SHORT PROBLEM: Copy out the listing that follows, exactly, without its pictures.

MATERIAL PROVIDED:
— START —

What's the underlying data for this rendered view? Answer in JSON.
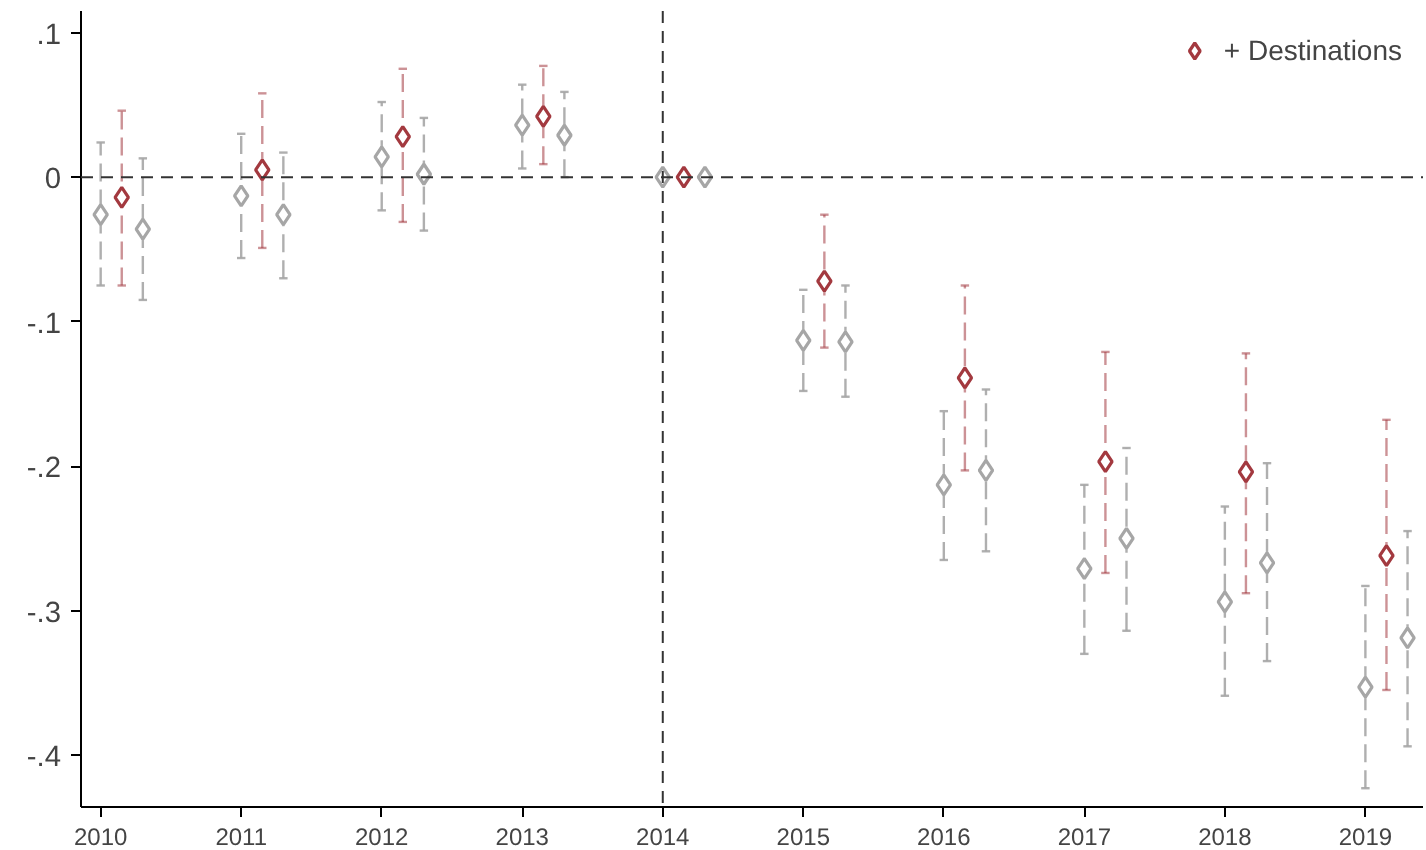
{
  "chart_data": {
    "type": "scatter",
    "marker": "diamond",
    "legend": "top right",
    "grid": false,
    "xlim": [
      2009.86,
      2019.41
    ],
    "xticks": [
      2010,
      2011,
      2012,
      2013,
      2014,
      2015,
      2016,
      2017,
      2018,
      2019
    ],
    "ylim": [
      -0.436,
      0.115
    ],
    "yticks": [
      {
        "value": 0.1,
        "label": ".1"
      },
      0,
      {
        "value": -0.1,
        "label": "-.1"
      },
      {
        "value": -0.2,
        "label": "-.2"
      },
      {
        "value": -0.3,
        "label": "-.3"
      },
      {
        "value": -0.4,
        "label": "-.4"
      }
    ],
    "ref_lines": [
      {
        "axis": "y",
        "value": 0,
        "label": null,
        "line_style": "dashed"
      },
      {
        "axis": "x",
        "value": 2014,
        "label": null,
        "line_style": "dashed"
      }
    ],
    "series": [
      {
        "color": "#a6a6a6",
        "x": [
          2010,
          2011,
          2012,
          2013,
          2014,
          2015,
          2016,
          2017,
          2018,
          2019
        ],
        "values": [
          -0.026,
          -0.013,
          0.014,
          0.036,
          0,
          -0.113,
          -0.213,
          -0.271,
          -0.294,
          -0.353
        ],
        "errors": [
          [
            -0.075,
            0.024
          ],
          [
            -0.056,
            0.03
          ],
          [
            -0.023,
            0.052
          ],
          [
            0.006,
            0.064
          ],
          null,
          [
            -0.148,
            -0.078
          ],
          [
            -0.265,
            -0.162
          ],
          [
            -0.33,
            -0.213
          ],
          [
            -0.359,
            -0.228
          ],
          [
            -0.423,
            -0.283
          ]
        ]
      },
      {
        "name": "+ Destinations",
        "color": "#a3393f",
        "x": [
          2010.15,
          2011.15,
          2012.15,
          2013.15,
          2014.15,
          2015.15,
          2016.15,
          2017.15,
          2018.15,
          2019.15
        ],
        "values": [
          -0.014,
          0.005,
          0.028,
          0.042,
          0,
          -0.072,
          -0.139,
          -0.197,
          -0.204,
          -0.262
        ],
        "errors": [
          [
            -0.075,
            0.046
          ],
          [
            -0.049,
            0.058
          ],
          [
            -0.031,
            0.075
          ],
          [
            0.009,
            0.077
          ],
          null,
          [
            -0.118,
            -0.026
          ],
          [
            -0.203,
            -0.075
          ],
          [
            -0.274,
            -0.121
          ],
          [
            -0.288,
            -0.122
          ],
          [
            -0.355,
            -0.168
          ]
        ]
      },
      {
        "color": "#a6a6a6",
        "x": [
          2010.3,
          2011.3,
          2012.3,
          2013.3,
          2014.3,
          2015.3,
          2016.3,
          2017.3,
          2018.3,
          2019.3
        ],
        "values": [
          -0.036,
          -0.026,
          0.002,
          0.029,
          0,
          -0.114,
          -0.203,
          -0.25,
          -0.267,
          -0.319
        ],
        "errors": [
          [
            -0.085,
            0.013
          ],
          [
            -0.07,
            0.017
          ],
          [
            -0.037,
            0.041
          ],
          [
            0,
            0.059
          ],
          null,
          [
            -0.152,
            -0.075
          ],
          [
            -0.259,
            -0.147
          ],
          [
            -0.314,
            -0.1875
          ],
          [
            -0.335,
            -0.198
          ],
          [
            -0.394,
            -0.245
          ]
        ]
      }
    ]
  }
}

— END —

ANSWER TO THIS EXERCISE:
What's the underlying data for this rendered view? Answer in JSON.
{
  "chart_data": {
    "type": "scatter",
    "marker": "diamond",
    "legend": "top right",
    "grid": false,
    "xlim": [
      2009.86,
      2019.41
    ],
    "xticks": [
      2010,
      2011,
      2012,
      2013,
      2014,
      2015,
      2016,
      2017,
      2018,
      2019
    ],
    "ylim": [
      -0.436,
      0.115
    ],
    "yticks": [
      {
        "value": 0.1,
        "label": ".1"
      },
      0,
      {
        "value": -0.1,
        "label": "-.1"
      },
      {
        "value": -0.2,
        "label": "-.2"
      },
      {
        "value": -0.3,
        "label": "-.3"
      },
      {
        "value": -0.4,
        "label": "-.4"
      }
    ],
    "ref_lines": [
      {
        "axis": "y",
        "value": 0,
        "label": null,
        "line_style": "dashed"
      },
      {
        "axis": "x",
        "value": 2014,
        "label": null,
        "line_style": "dashed"
      }
    ],
    "series": [
      {
        "color": "#a6a6a6",
        "x": [
          2010,
          2011,
          2012,
          2013,
          2014,
          2015,
          2016,
          2017,
          2018,
          2019
        ],
        "values": [
          -0.026,
          -0.013,
          0.014,
          0.036,
          0,
          -0.113,
          -0.213,
          -0.271,
          -0.294,
          -0.353
        ],
        "errors": [
          [
            -0.075,
            0.024
          ],
          [
            -0.056,
            0.03
          ],
          [
            -0.023,
            0.052
          ],
          [
            0.006,
            0.064
          ],
          null,
          [
            -0.148,
            -0.078
          ],
          [
            -0.265,
            -0.162
          ],
          [
            -0.33,
            -0.213
          ],
          [
            -0.359,
            -0.228
          ],
          [
            -0.423,
            -0.283
          ]
        ]
      },
      {
        "name": "+ Destinations",
        "color": "#a3393f",
        "x": [
          2010.15,
          2011.15,
          2012.15,
          2013.15,
          2014.15,
          2015.15,
          2016.15,
          2017.15,
          2018.15,
          2019.15
        ],
        "values": [
          -0.014,
          0.005,
          0.028,
          0.042,
          0,
          -0.072,
          -0.139,
          -0.197,
          -0.204,
          -0.262
        ],
        "errors": [
          [
            -0.075,
            0.046
          ],
          [
            -0.049,
            0.058
          ],
          [
            -0.031,
            0.075
          ],
          [
            0.009,
            0.077
          ],
          null,
          [
            -0.118,
            -0.026
          ],
          [
            -0.203,
            -0.075
          ],
          [
            -0.274,
            -0.121
          ],
          [
            -0.288,
            -0.122
          ],
          [
            -0.355,
            -0.168
          ]
        ]
      },
      {
        "color": "#a6a6a6",
        "x": [
          2010.3,
          2011.3,
          2012.3,
          2013.3,
          2014.3,
          2015.3,
          2016.3,
          2017.3,
          2018.3,
          2019.3
        ],
        "values": [
          -0.036,
          -0.026,
          0.002,
          0.029,
          0,
          -0.114,
          -0.203,
          -0.25,
          -0.267,
          -0.319
        ],
        "errors": [
          [
            -0.085,
            0.013
          ],
          [
            -0.07,
            0.017
          ],
          [
            -0.037,
            0.041
          ],
          [
            0,
            0.059
          ],
          null,
          [
            -0.152,
            -0.075
          ],
          [
            -0.259,
            -0.147
          ],
          [
            -0.314,
            -0.1875
          ],
          [
            -0.335,
            -0.198
          ],
          [
            -0.394,
            -0.245
          ]
        ]
      }
    ]
  }
}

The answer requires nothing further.